RECORDS PROVIDED.
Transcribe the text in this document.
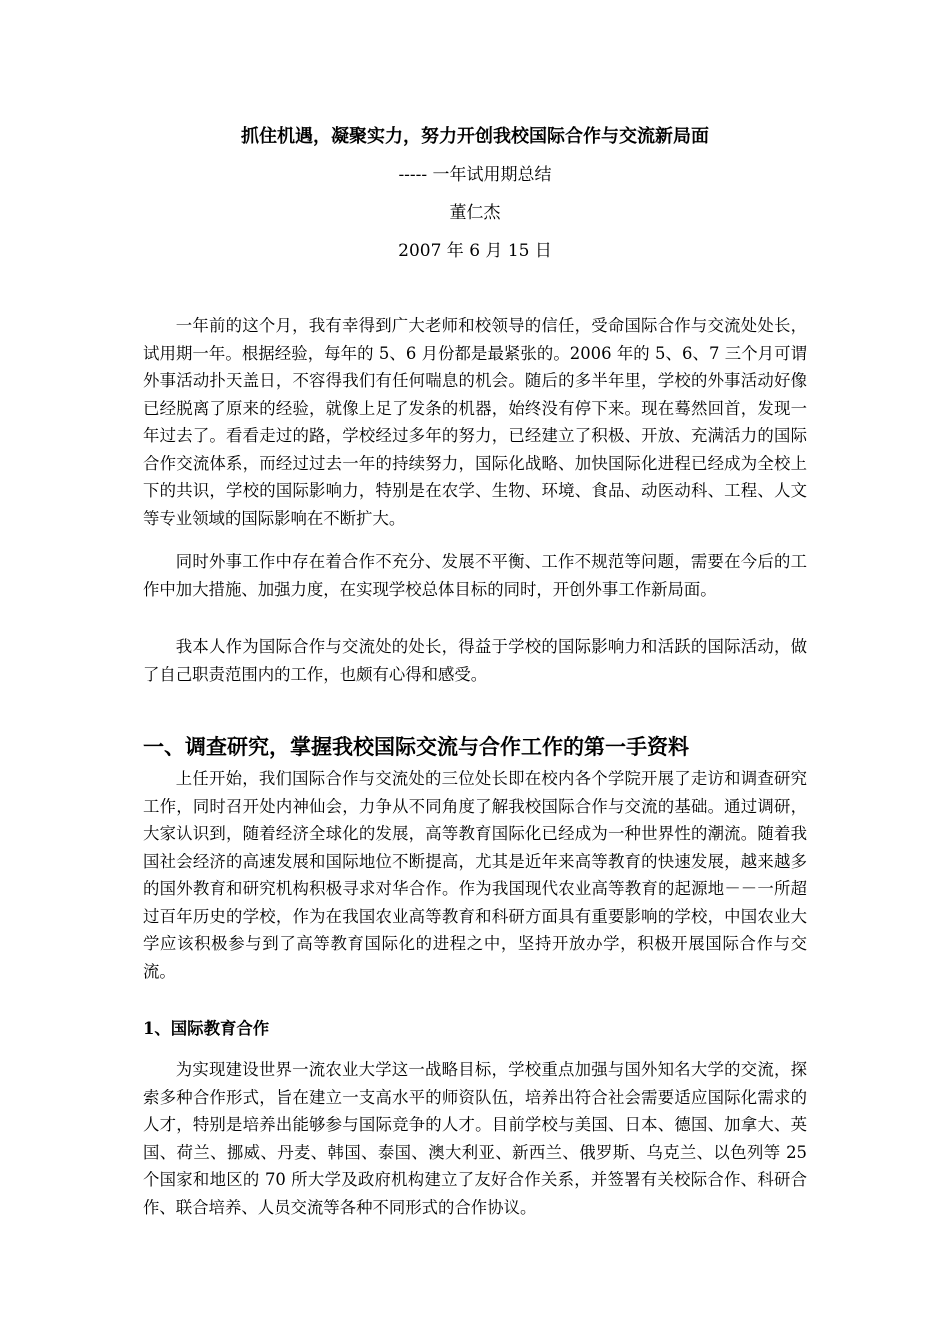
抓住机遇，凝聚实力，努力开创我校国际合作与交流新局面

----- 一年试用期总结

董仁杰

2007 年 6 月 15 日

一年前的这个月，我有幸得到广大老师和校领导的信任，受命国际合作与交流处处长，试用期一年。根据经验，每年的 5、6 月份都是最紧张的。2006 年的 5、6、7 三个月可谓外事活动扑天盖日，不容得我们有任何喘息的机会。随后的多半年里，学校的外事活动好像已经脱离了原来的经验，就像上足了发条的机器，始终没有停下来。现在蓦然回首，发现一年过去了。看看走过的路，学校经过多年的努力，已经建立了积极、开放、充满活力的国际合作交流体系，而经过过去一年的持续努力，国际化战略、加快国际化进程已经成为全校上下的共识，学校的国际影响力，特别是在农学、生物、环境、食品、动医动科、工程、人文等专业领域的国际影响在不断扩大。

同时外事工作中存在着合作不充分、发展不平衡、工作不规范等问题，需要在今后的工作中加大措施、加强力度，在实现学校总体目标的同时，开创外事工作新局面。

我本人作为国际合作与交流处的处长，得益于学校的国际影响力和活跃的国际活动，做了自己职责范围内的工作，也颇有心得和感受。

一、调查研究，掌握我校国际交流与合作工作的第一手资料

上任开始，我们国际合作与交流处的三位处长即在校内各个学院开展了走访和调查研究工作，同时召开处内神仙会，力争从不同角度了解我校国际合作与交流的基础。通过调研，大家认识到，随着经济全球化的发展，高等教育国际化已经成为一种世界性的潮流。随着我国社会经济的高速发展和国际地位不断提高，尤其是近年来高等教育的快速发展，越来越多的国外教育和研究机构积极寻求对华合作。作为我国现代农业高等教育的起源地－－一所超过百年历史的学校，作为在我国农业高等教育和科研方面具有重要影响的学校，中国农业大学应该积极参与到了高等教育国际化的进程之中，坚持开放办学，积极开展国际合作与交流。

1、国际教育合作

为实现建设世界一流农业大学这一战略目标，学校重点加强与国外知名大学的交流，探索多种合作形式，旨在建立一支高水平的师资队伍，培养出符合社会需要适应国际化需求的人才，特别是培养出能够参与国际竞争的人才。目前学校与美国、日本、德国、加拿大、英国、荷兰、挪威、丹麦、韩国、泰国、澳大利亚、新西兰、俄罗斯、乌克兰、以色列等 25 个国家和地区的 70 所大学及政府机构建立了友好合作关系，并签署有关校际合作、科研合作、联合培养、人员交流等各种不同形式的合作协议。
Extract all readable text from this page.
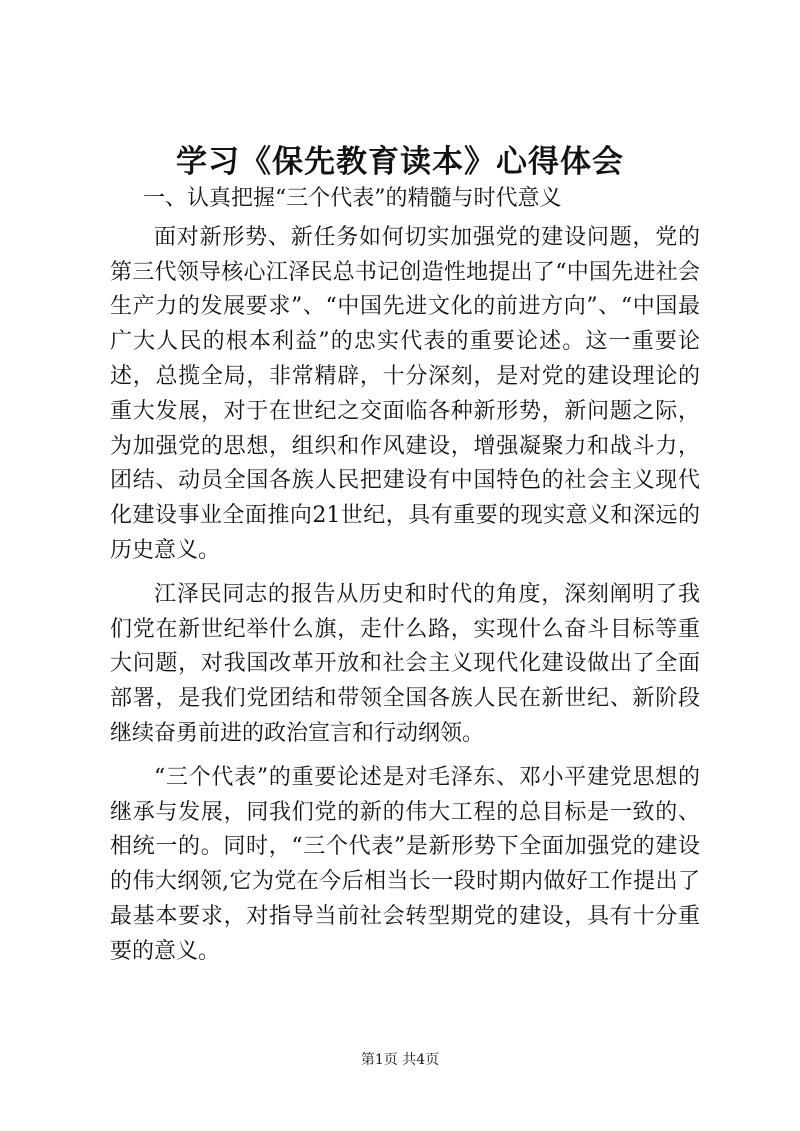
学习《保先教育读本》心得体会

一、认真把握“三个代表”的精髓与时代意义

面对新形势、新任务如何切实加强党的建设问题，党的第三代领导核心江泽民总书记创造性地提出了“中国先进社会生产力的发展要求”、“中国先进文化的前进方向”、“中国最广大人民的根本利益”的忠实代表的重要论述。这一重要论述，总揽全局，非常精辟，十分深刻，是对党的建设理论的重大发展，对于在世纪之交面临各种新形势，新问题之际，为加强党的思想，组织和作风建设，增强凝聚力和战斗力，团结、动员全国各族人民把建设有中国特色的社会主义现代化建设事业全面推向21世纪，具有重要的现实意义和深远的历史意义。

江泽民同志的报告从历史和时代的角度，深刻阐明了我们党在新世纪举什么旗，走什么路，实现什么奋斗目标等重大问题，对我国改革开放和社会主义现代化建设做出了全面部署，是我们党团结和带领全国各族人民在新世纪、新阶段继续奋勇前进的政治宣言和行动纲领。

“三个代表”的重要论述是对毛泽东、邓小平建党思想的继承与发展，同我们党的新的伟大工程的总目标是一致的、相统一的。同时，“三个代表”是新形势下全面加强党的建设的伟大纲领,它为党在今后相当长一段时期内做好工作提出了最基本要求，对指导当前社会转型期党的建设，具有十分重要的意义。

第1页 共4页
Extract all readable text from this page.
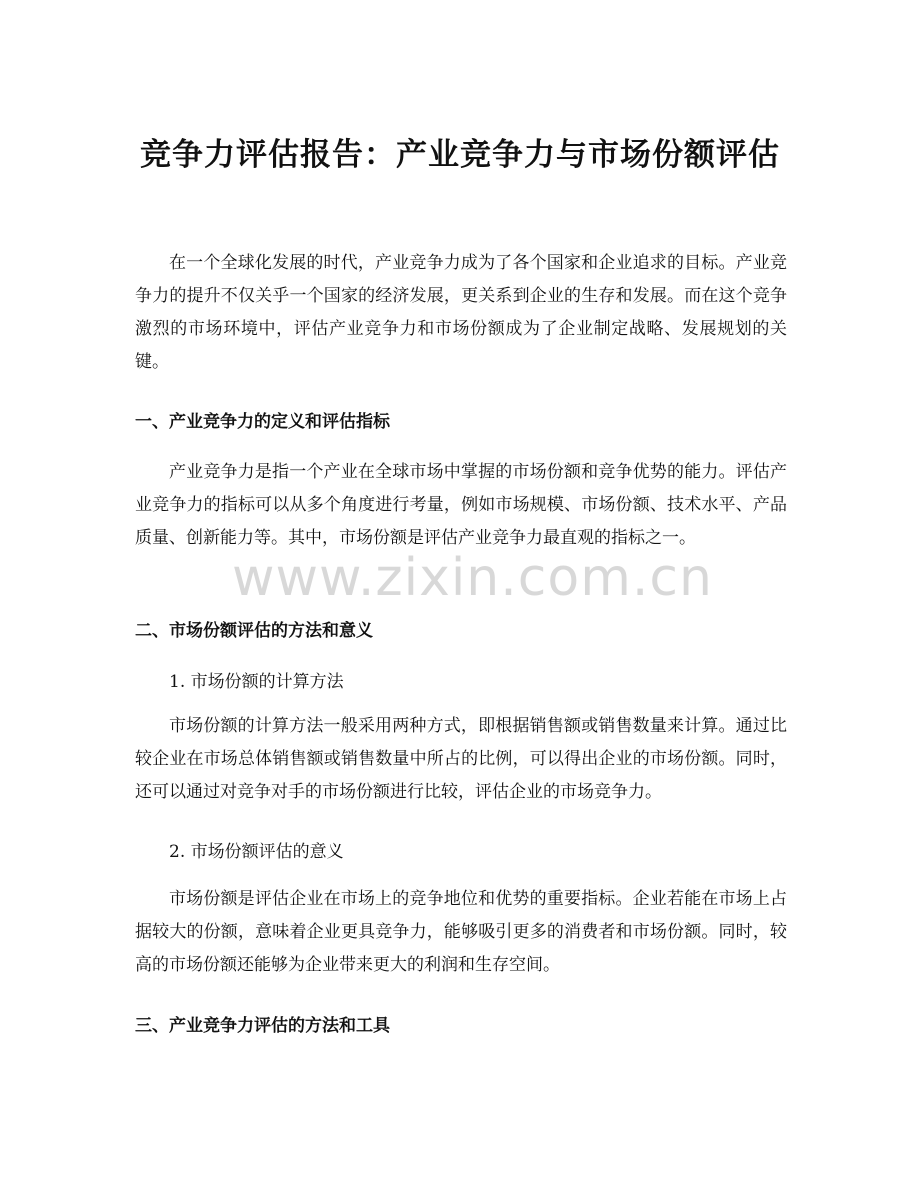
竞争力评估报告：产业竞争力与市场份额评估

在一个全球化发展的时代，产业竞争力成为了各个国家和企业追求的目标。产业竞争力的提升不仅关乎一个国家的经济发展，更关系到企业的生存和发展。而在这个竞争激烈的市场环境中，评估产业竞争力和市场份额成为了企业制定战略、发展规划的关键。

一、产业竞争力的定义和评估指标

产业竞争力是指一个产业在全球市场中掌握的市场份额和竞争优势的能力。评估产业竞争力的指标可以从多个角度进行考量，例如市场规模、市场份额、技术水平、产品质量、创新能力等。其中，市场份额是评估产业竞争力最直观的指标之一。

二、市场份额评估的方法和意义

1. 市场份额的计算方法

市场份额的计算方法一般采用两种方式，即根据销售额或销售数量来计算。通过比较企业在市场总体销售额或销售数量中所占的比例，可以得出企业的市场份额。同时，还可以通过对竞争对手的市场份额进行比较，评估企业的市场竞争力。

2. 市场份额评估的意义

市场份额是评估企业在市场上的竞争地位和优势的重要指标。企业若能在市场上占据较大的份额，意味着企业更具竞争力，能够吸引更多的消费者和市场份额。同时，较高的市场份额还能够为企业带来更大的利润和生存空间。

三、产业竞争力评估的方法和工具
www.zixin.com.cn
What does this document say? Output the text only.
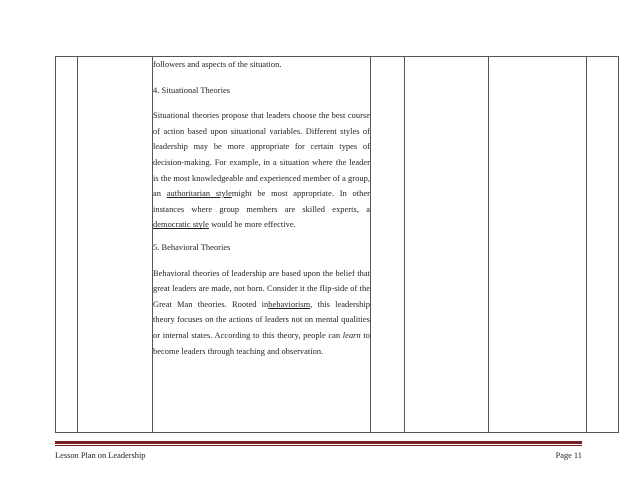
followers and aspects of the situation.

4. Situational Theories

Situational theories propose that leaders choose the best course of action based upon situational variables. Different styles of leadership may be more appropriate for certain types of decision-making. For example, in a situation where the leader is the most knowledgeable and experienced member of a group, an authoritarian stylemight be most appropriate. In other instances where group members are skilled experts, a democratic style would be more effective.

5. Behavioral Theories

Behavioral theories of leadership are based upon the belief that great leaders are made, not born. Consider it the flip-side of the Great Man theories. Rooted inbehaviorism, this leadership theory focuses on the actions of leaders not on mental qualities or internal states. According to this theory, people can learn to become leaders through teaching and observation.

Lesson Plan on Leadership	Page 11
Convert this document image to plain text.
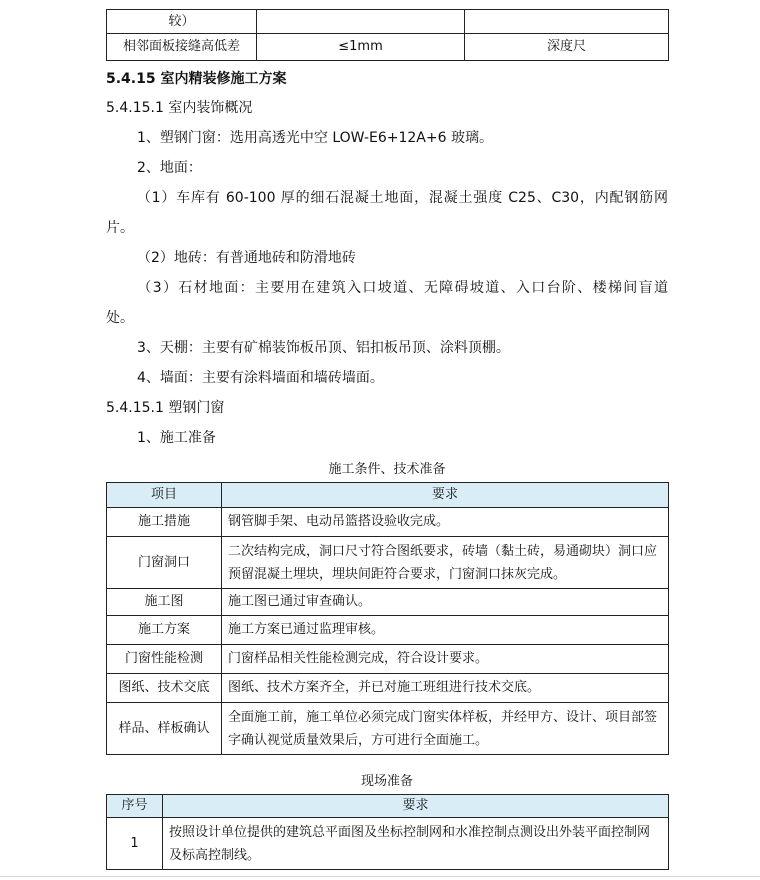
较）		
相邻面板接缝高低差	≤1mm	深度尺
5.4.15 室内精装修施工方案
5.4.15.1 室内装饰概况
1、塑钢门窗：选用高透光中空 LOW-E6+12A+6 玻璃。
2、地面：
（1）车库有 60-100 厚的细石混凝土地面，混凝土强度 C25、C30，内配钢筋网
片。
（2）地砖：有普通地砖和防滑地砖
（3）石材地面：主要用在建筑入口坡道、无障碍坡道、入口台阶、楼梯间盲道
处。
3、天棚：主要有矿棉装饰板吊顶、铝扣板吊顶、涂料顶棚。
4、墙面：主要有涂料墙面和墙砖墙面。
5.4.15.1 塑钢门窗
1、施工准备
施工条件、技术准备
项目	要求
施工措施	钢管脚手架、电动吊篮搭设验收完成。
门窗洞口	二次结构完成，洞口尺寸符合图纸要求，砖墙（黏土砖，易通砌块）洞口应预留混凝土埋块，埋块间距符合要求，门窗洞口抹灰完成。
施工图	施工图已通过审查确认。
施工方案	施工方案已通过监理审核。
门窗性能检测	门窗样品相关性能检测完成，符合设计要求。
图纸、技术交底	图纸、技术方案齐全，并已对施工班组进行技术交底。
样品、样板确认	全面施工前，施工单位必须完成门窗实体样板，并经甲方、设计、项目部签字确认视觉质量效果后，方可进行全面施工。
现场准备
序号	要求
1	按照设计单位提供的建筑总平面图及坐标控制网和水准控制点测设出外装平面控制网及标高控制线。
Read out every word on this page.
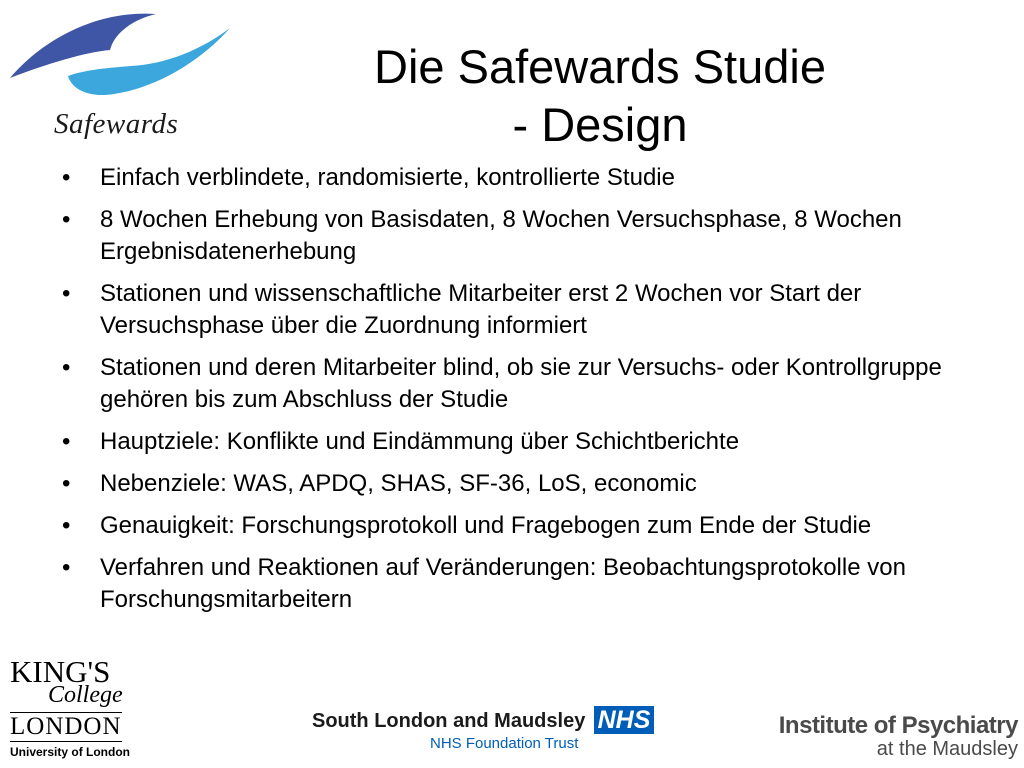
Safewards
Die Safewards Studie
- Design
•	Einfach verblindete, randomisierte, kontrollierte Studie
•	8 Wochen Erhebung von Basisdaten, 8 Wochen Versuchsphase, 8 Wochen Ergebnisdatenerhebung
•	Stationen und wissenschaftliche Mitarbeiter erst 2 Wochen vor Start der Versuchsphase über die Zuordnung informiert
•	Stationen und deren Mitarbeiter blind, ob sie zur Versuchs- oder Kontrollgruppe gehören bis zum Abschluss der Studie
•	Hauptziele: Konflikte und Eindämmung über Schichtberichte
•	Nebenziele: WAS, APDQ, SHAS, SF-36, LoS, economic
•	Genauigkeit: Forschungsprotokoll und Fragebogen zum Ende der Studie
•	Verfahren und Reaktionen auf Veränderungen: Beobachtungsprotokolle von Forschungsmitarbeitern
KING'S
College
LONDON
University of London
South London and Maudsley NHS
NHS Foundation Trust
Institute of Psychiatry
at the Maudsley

TASK. Search the lines for the word "that" and report how many contain it, by number only.

THE RESPONSE. 2